__BRIEF__
Reproduce the entries word for word, and omit any picture you find in them.

__DATA PROVIDED__

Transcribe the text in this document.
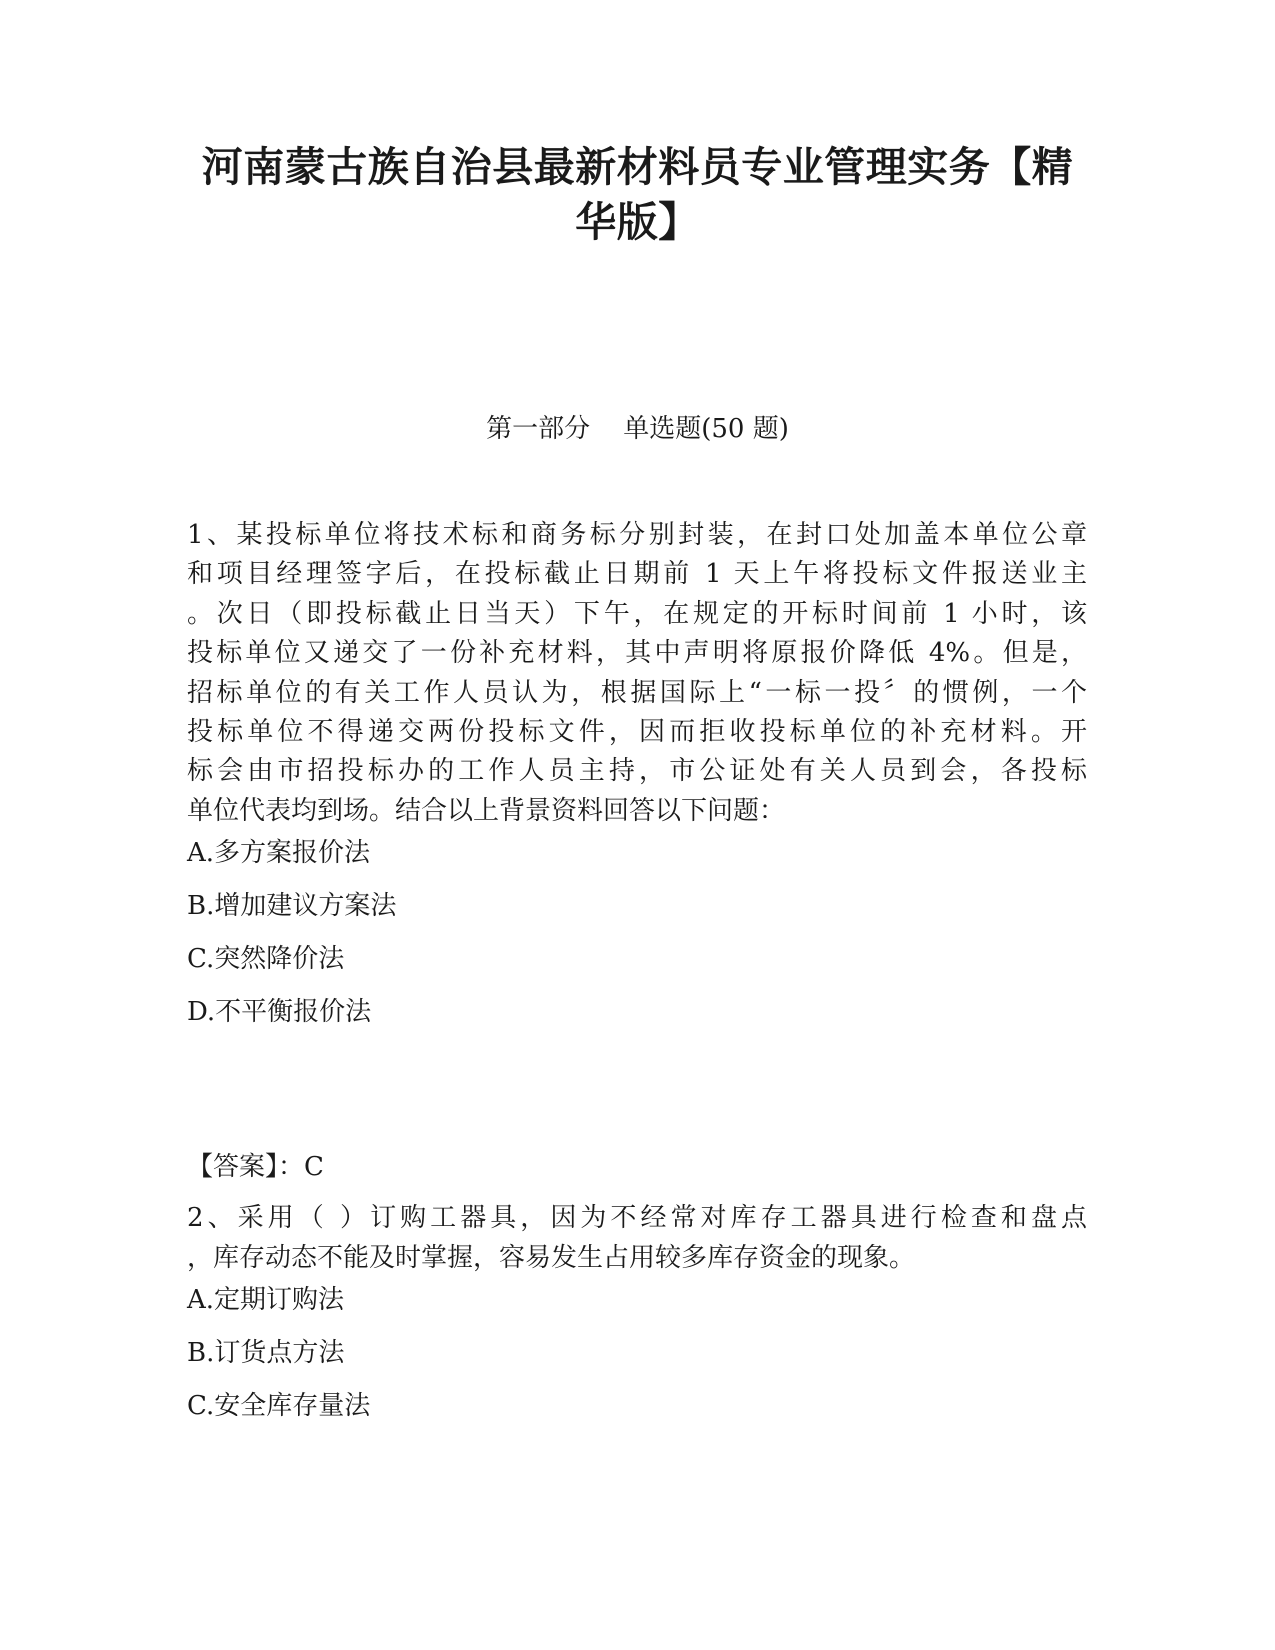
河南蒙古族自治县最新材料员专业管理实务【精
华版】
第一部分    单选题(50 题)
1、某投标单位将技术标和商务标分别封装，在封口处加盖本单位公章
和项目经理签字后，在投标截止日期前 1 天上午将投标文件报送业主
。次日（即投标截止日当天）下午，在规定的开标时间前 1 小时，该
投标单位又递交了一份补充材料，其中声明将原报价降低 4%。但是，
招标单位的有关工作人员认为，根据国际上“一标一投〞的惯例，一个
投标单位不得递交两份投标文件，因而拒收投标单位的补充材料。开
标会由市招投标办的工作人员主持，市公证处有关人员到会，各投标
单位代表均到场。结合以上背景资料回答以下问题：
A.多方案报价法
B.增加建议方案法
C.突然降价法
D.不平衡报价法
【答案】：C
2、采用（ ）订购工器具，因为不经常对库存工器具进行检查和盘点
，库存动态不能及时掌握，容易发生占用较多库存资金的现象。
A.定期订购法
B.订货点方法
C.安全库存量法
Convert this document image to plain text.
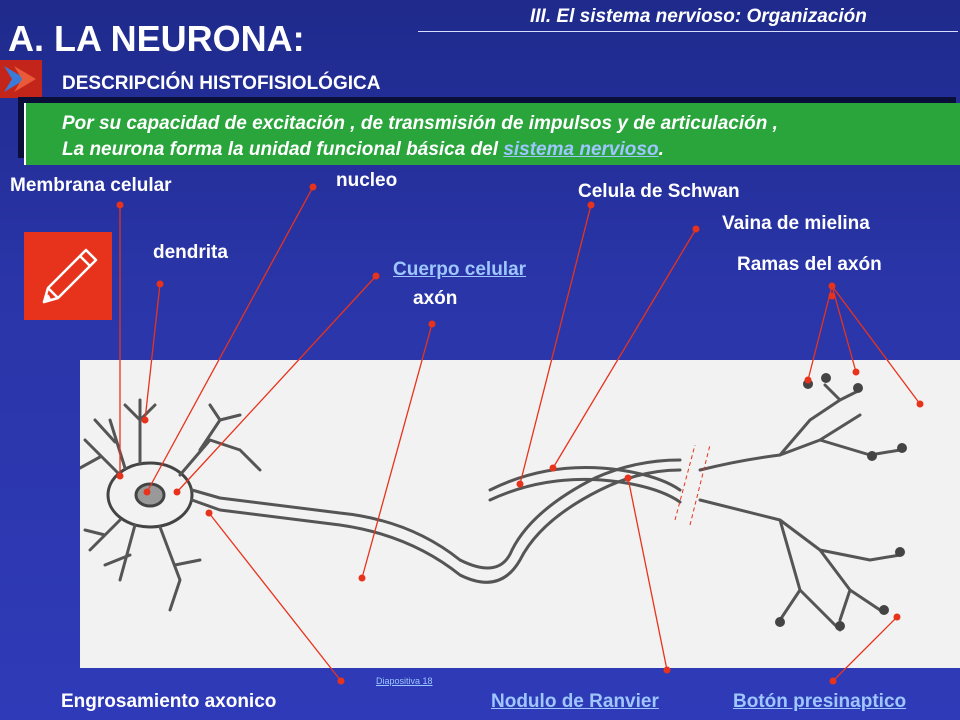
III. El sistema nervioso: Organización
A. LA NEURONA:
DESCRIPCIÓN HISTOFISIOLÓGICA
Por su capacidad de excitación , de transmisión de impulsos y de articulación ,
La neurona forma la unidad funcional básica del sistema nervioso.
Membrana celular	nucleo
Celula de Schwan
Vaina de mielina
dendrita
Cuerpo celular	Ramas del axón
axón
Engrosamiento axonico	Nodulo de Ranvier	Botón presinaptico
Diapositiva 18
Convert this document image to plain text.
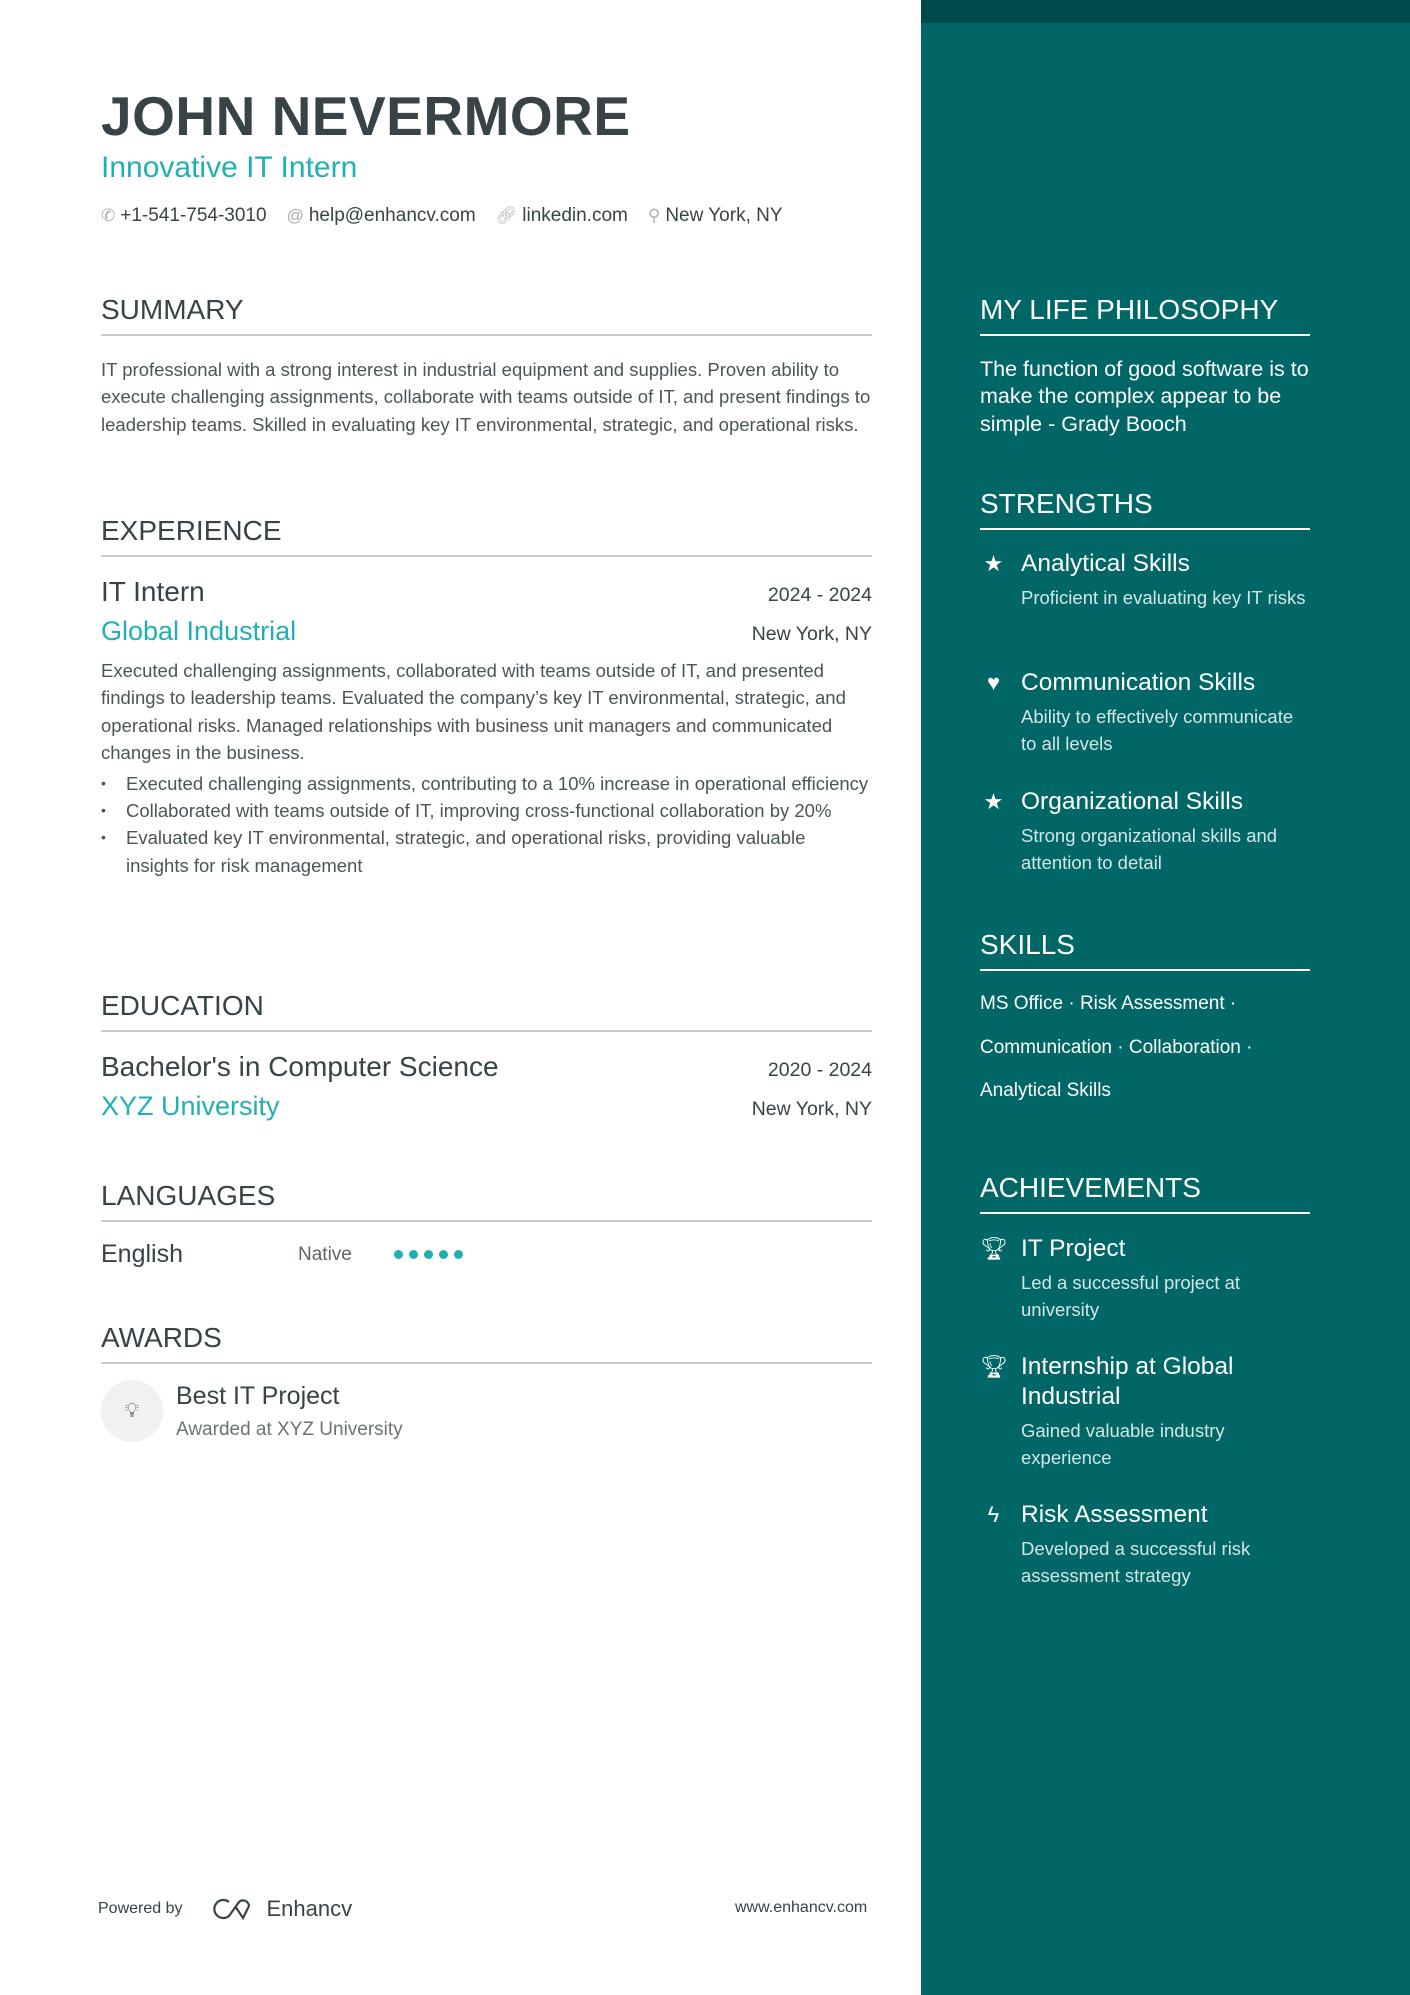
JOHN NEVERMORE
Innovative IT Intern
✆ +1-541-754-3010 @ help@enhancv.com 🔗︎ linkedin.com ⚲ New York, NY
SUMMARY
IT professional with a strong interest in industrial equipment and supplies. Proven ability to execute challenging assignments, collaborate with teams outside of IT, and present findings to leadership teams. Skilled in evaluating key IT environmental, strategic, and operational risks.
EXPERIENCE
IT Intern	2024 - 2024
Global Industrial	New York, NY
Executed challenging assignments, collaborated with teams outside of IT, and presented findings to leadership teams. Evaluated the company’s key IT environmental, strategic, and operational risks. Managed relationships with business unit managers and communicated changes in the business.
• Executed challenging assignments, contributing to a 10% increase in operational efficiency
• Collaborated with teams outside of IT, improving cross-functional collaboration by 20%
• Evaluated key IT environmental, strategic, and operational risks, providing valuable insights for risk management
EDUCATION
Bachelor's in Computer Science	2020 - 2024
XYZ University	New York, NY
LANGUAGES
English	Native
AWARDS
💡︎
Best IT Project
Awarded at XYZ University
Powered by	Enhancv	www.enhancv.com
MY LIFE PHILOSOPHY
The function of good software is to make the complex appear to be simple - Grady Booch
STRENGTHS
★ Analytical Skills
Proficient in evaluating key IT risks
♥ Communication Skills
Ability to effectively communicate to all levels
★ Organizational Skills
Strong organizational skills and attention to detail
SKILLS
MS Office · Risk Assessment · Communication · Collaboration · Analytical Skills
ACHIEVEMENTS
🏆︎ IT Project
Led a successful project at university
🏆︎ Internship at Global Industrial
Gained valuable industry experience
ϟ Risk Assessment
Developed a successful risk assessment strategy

__ANSWER IN FULL__
Transcribe the text in this document.
河南蒙古族自治县最新材料员专业管理实务【精
华版】
第一部分    单选题(50 题)
1、某投标单位将技术标和商务标分别封装，在封口处加盖本单位公章
和项目经理签字后，在投标截止日期前 1 天上午将投标文件报送业主
。次日（即投标截止日当天）下午，在规定的开标时间前 1 小时，该
投标单位又递交了一份补充材料，其中声明将原报价降低 4%。但是，
招标单位的有关工作人员认为，根据国际上“一标一投〞的惯例，一个
投标单位不得递交两份投标文件，因而拒收投标单位的补充材料。开
标会由市招投标办的工作人员主持，市公证处有关人员到会，各投标
单位代表均到场。结合以上背景资料回答以下问题：
A.多方案报价法
B.增加建议方案法
C.突然降价法
D.不平衡报价法
【答案】：C
2、采用（ ）订购工器具，因为不经常对库存工器具进行检查和盘点
，库存动态不能及时掌握，容易发生占用较多库存资金的现象。
A.定期订购法
B.订货点方法
C.安全库存量法
Convert this document image to plain text.
III. El sistema nervioso: Organización
A. LA NEURONA:
DESCRIPCIÓN HISTOFISIOLÓGICA
Por su capacidad de excitación , de transmisión de impulsos y de articulación ,
La neurona forma la unidad funcional básica del sistema nervioso.
Membrana celular	nucleo
Celula de Schwan
Vaina de mielina
dendrita
Cuerpo celular	Ramas del axón
axón
Engrosamiento axonico	Nodulo de Ranvier	Botón presinaptico
Diapositiva 18
Convert this document image to plain text.
JOHN NEVERMORE
Innovative IT Intern
✆ +1-541-754-3010 @ help@enhancv.com 🔗︎ linkedin.com ⚲ New York, NY
SUMMARY
IT professional with a strong interest in industrial equipment and supplies. Proven ability to execute challenging assignments, collaborate with teams outside of IT, and present findings to leadership teams. Skilled in evaluating key IT environmental, strategic, and operational risks.
EXPERIENCE
IT Intern	2024 - 2024
Global Industrial	New York, NY
Executed challenging assignments, collaborated with teams outside of IT, and presented findings to leadership teams. Evaluated the company’s key IT environmental, strategic, and operational risks. Managed relationships with business unit managers and communicated changes in the business.
• Executed challenging assignments, contributing to a 10% increase in operational efficiency
• Collaborated with teams outside of IT, improving cross-functional collaboration by 20%
• Evaluated key IT environmental, strategic, and operational risks, providing valuable insights for risk management
EDUCATION
Bachelor's in Computer Science	2020 - 2024
XYZ University	New York, NY
LANGUAGES
English	Native
AWARDS
💡︎
Best IT Project
Awarded at XYZ University
Powered by	Enhancv	www.enhancv.com
MY LIFE PHILOSOPHY
The function of good software is to make the complex appear to be simple - Grady Booch
STRENGTHS
★ Analytical Skills
Proficient in evaluating key IT risks
♥ Communication Skills
Ability to effectively communicate to all levels
★ Organizational Skills
Strong organizational skills and attention to detail
SKILLS
MS Office · Risk Assessment · Communication · Collaboration · Analytical Skills
ACHIEVEMENTS
🏆︎ IT Project
Led a successful project at university
🏆︎ Internship at Global Industrial
Gained valuable industry experience
ϟ Risk Assessment
Developed a successful risk assessment strategy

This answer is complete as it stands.